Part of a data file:
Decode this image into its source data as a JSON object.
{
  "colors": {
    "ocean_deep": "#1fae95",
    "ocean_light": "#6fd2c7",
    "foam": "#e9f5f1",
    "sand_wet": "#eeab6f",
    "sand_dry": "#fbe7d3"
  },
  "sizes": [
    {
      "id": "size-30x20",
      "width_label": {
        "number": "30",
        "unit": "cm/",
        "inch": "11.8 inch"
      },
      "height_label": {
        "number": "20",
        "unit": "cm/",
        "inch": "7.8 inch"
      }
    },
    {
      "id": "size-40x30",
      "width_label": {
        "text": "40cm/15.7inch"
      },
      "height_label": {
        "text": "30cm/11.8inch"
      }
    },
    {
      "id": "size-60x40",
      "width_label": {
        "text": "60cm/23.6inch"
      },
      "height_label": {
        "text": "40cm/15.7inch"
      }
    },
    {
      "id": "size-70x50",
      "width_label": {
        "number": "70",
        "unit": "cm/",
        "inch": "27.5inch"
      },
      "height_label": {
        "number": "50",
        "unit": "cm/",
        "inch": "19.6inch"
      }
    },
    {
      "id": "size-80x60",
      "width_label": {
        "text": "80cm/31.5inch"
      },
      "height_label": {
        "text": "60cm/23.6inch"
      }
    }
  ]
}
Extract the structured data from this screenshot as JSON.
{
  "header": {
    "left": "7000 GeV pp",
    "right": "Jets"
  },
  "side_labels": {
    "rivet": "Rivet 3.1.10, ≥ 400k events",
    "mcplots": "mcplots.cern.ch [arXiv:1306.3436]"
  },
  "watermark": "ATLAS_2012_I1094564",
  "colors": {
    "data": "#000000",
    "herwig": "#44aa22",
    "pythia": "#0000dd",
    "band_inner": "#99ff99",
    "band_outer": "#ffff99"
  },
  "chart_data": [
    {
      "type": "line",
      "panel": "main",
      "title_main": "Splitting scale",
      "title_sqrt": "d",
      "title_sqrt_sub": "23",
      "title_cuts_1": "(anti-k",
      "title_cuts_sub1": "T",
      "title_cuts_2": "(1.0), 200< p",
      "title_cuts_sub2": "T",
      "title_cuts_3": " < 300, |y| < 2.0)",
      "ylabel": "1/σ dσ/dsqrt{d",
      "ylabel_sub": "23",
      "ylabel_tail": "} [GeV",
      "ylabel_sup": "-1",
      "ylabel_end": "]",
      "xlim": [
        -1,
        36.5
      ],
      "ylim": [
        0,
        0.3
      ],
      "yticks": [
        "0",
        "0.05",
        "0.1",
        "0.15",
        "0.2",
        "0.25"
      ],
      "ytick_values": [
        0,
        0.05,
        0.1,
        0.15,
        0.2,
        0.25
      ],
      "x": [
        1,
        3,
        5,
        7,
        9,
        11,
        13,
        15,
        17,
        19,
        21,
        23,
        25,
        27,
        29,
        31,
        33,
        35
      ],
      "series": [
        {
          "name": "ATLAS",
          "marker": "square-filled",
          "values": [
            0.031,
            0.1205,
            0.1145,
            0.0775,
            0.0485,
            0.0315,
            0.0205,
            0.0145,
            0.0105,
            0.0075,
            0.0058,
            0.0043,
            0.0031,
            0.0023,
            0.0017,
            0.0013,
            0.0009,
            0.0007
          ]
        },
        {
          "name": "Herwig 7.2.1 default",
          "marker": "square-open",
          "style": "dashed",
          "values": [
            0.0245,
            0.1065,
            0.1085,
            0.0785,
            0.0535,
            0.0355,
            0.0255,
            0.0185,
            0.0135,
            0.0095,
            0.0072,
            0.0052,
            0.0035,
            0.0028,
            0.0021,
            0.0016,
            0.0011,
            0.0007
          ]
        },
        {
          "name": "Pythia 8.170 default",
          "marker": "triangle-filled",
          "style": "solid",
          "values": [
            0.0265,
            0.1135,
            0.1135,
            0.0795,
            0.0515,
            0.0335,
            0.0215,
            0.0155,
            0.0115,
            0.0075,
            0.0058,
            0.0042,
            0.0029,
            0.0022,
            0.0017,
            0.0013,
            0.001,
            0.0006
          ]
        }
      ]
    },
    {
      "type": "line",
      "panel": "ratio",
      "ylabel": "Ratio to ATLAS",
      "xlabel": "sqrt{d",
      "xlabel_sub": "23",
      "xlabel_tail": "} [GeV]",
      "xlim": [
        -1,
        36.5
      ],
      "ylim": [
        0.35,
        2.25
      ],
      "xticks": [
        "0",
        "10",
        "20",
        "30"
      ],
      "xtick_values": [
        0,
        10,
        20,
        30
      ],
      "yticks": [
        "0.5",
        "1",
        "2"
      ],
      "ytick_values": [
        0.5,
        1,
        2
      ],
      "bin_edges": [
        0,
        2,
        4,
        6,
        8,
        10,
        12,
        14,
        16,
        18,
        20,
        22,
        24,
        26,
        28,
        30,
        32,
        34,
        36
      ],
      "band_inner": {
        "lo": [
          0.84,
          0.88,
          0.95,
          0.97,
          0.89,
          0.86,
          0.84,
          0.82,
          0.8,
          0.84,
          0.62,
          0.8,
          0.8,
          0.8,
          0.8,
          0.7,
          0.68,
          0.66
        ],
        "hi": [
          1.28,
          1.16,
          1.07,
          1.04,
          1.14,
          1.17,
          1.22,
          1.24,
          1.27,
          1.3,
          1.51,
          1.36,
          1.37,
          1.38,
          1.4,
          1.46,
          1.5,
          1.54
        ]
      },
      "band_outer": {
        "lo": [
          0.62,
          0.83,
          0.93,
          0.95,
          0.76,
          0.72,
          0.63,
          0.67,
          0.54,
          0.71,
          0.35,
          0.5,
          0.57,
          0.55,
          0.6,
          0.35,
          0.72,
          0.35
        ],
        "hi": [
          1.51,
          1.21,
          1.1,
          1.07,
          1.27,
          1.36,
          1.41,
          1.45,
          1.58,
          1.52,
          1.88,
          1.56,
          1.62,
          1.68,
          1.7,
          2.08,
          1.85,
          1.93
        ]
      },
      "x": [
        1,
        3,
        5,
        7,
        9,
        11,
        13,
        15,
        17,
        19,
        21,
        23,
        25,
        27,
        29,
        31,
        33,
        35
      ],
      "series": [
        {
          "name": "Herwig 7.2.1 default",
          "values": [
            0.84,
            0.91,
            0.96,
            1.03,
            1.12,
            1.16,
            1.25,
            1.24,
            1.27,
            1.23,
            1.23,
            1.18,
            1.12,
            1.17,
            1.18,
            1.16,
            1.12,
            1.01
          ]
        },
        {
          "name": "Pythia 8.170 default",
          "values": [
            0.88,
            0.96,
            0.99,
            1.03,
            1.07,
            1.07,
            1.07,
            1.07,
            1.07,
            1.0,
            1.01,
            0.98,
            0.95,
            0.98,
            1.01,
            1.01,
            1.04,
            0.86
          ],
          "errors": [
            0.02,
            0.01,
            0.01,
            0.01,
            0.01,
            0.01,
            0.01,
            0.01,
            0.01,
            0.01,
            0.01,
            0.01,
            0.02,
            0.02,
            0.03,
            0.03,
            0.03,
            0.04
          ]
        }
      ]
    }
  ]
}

Requirements → Print the entries exactly. Include every one.

Problem solution →
Decode this image into its source data as a JSON object.
{
  "colors": {
    "ocean_deep": "#1fae95",
    "ocean_light": "#6fd2c7",
    "foam": "#e9f5f1",
    "sand_wet": "#eeab6f",
    "sand_dry": "#fbe7d3"
  },
  "sizes": [
    {
      "id": "size-30x20",
      "width_label": {
        "number": "30",
        "unit": "cm/",
        "inch": "11.8 inch"
      },
      "height_label": {
        "number": "20",
        "unit": "cm/",
        "inch": "7.8 inch"
      }
    },
    {
      "id": "size-40x30",
      "width_label": {
        "text": "40cm/15.7inch"
      },
      "height_label": {
        "text": "30cm/11.8inch"
      }
    },
    {
      "id": "size-60x40",
      "width_label": {
        "text": "60cm/23.6inch"
      },
      "height_label": {
        "text": "40cm/15.7inch"
      }
    },
    {
      "id": "size-70x50",
      "width_label": {
        "number": "70",
        "unit": "cm/",
        "inch": "27.5inch"
      },
      "height_label": {
        "number": "50",
        "unit": "cm/",
        "inch": "19.6inch"
      }
    },
    {
      "id": "size-80x60",
      "width_label": {
        "text": "80cm/31.5inch"
      },
      "height_label": {
        "text": "60cm/23.6inch"
      }
    }
  ]
}
Extract the structured data from this screenshot as JSON.
{
  "header": {
    "left": "7000 GeV pp",
    "right": "Jets"
  },
  "side_labels": {
    "rivet": "Rivet 3.1.10, ≥ 400k events",
    "mcplots": "mcplots.cern.ch [arXiv:1306.3436]"
  },
  "watermark": "ATLAS_2012_I1094564",
  "colors": {
    "data": "#000000",
    "herwig": "#44aa22",
    "pythia": "#0000dd",
    "band_inner": "#99ff99",
    "band_outer": "#ffff99"
  },
  "chart_data": [
    {
      "type": "line",
      "panel": "main",
      "title_main": "Splitting scale",
      "title_sqrt": "d",
      "title_sqrt_sub": "23",
      "title_cuts_1": "(anti-k",
      "title_cuts_sub1": "T",
      "title_cuts_2": "(1.0), 200< p",
      "title_cuts_sub2": "T",
      "title_cuts_3": " < 300, |y| < 2.0)",
      "ylabel": "1/σ dσ/dsqrt{d",
      "ylabel_sub": "23",
      "ylabel_tail": "} [GeV",
      "ylabel_sup": "-1",
      "ylabel_end": "]",
      "xlim": [
        -1,
        36.5
      ],
      "ylim": [
        0,
        0.3
      ],
      "yticks": [
        "0",
        "0.05",
        "0.1",
        "0.15",
        "0.2",
        "0.25"
      ],
      "ytick_values": [
        0,
        0.05,
        0.1,
        0.15,
        0.2,
        0.25
      ],
      "x": [
        1,
        3,
        5,
        7,
        9,
        11,
        13,
        15,
        17,
        19,
        21,
        23,
        25,
        27,
        29,
        31,
        33,
        35
      ],
      "series": [
        {
          "name": "ATLAS",
          "marker": "square-filled",
          "values": [
            0.031,
            0.1205,
            0.1145,
            0.0775,
            0.0485,
            0.0315,
            0.0205,
            0.0145,
            0.0105,
            0.0075,
            0.0058,
            0.0043,
            0.0031,
            0.0023,
            0.0017,
            0.0013,
            0.0009,
            0.0007
          ]
        },
        {
          "name": "Herwig 7.2.1 default",
          "marker": "square-open",
          "style": "dashed",
          "values": [
            0.0245,
            0.1065,
            0.1085,
            0.0785,
            0.0535,
            0.0355,
            0.0255,
            0.0185,
            0.0135,
            0.0095,
            0.0072,
            0.0052,
            0.0035,
            0.0028,
            0.0021,
            0.0016,
            0.0011,
            0.0007
          ]
        },
        {
          "name": "Pythia 8.170 default",
          "marker": "triangle-filled",
          "style": "solid",
          "values": [
            0.0265,
            0.1135,
            0.1135,
            0.0795,
            0.0515,
            0.0335,
            0.0215,
            0.0155,
            0.0115,
            0.0075,
            0.0058,
            0.0042,
            0.0029,
            0.0022,
            0.0017,
            0.0013,
            0.001,
            0.0006
          ]
        }
      ]
    },
    {
      "type": "line",
      "panel": "ratio",
      "ylabel": "Ratio to ATLAS",
      "xlabel": "sqrt{d",
      "xlabel_sub": "23",
      "xlabel_tail": "} [GeV]",
      "xlim": [
        -1,
        36.5
      ],
      "ylim": [
        0.35,
        2.25
      ],
      "xticks": [
        "0",
        "10",
        "20",
        "30"
      ],
      "xtick_values": [
        0,
        10,
        20,
        30
      ],
      "yticks": [
        "0.5",
        "1",
        "2"
      ],
      "ytick_values": [
        0.5,
        1,
        2
      ],
      "bin_edges": [
        0,
        2,
        4,
        6,
        8,
        10,
        12,
        14,
        16,
        18,
        20,
        22,
        24,
        26,
        28,
        30,
        32,
        34,
        36
      ],
      "band_inner": {
        "lo": [
          0.84,
          0.88,
          0.95,
          0.97,
          0.89,
          0.86,
          0.84,
          0.82,
          0.8,
          0.84,
          0.62,
          0.8,
          0.8,
          0.8,
          0.8,
          0.7,
          0.68,
          0.66
        ],
        "hi": [
          1.28,
          1.16,
          1.07,
          1.04,
          1.14,
          1.17,
          1.22,
          1.24,
          1.27,
          1.3,
          1.51,
          1.36,
          1.37,
          1.38,
          1.4,
          1.46,
          1.5,
          1.54
        ]
      },
      "band_outer": {
        "lo": [
          0.62,
          0.83,
          0.93,
          0.95,
          0.76,
          0.72,
          0.63,
          0.67,
          0.54,
          0.71,
          0.35,
          0.5,
          0.57,
          0.55,
          0.6,
          0.35,
          0.72,
          0.35
        ],
        "hi": [
          1.51,
          1.21,
          1.1,
          1.07,
          1.27,
          1.36,
          1.41,
          1.45,
          1.58,
          1.52,
          1.88,
          1.56,
          1.62,
          1.68,
          1.7,
          2.08,
          1.85,
          1.93
        ]
      },
      "x": [
        1,
        3,
        5,
        7,
        9,
        11,
        13,
        15,
        17,
        19,
        21,
        23,
        25,
        27,
        29,
        31,
        33,
        35
      ],
      "series": [
        {
          "name": "Herwig 7.2.1 default",
          "values": [
            0.84,
            0.91,
            0.96,
            1.03,
            1.12,
            1.16,
            1.25,
            1.24,
            1.27,
            1.23,
            1.23,
            1.18,
            1.12,
            1.17,
            1.18,
            1.16,
            1.12,
            1.01
          ]
        },
        {
          "name": "Pythia 8.170 default",
          "values": [
            0.88,
            0.96,
            0.99,
            1.03,
            1.07,
            1.07,
            1.07,
            1.07,
            1.07,
            1.0,
            1.01,
            0.98,
            0.95,
            0.98,
            1.01,
            1.01,
            1.04,
            0.86
          ],
          "errors": [
            0.02,
            0.01,
            0.01,
            0.01,
            0.01,
            0.01,
            0.01,
            0.01,
            0.01,
            0.01,
            0.01,
            0.01,
            0.02,
            0.02,
            0.03,
            0.03,
            0.03,
            0.04
          ]
        }
      ]
    }
  ]
}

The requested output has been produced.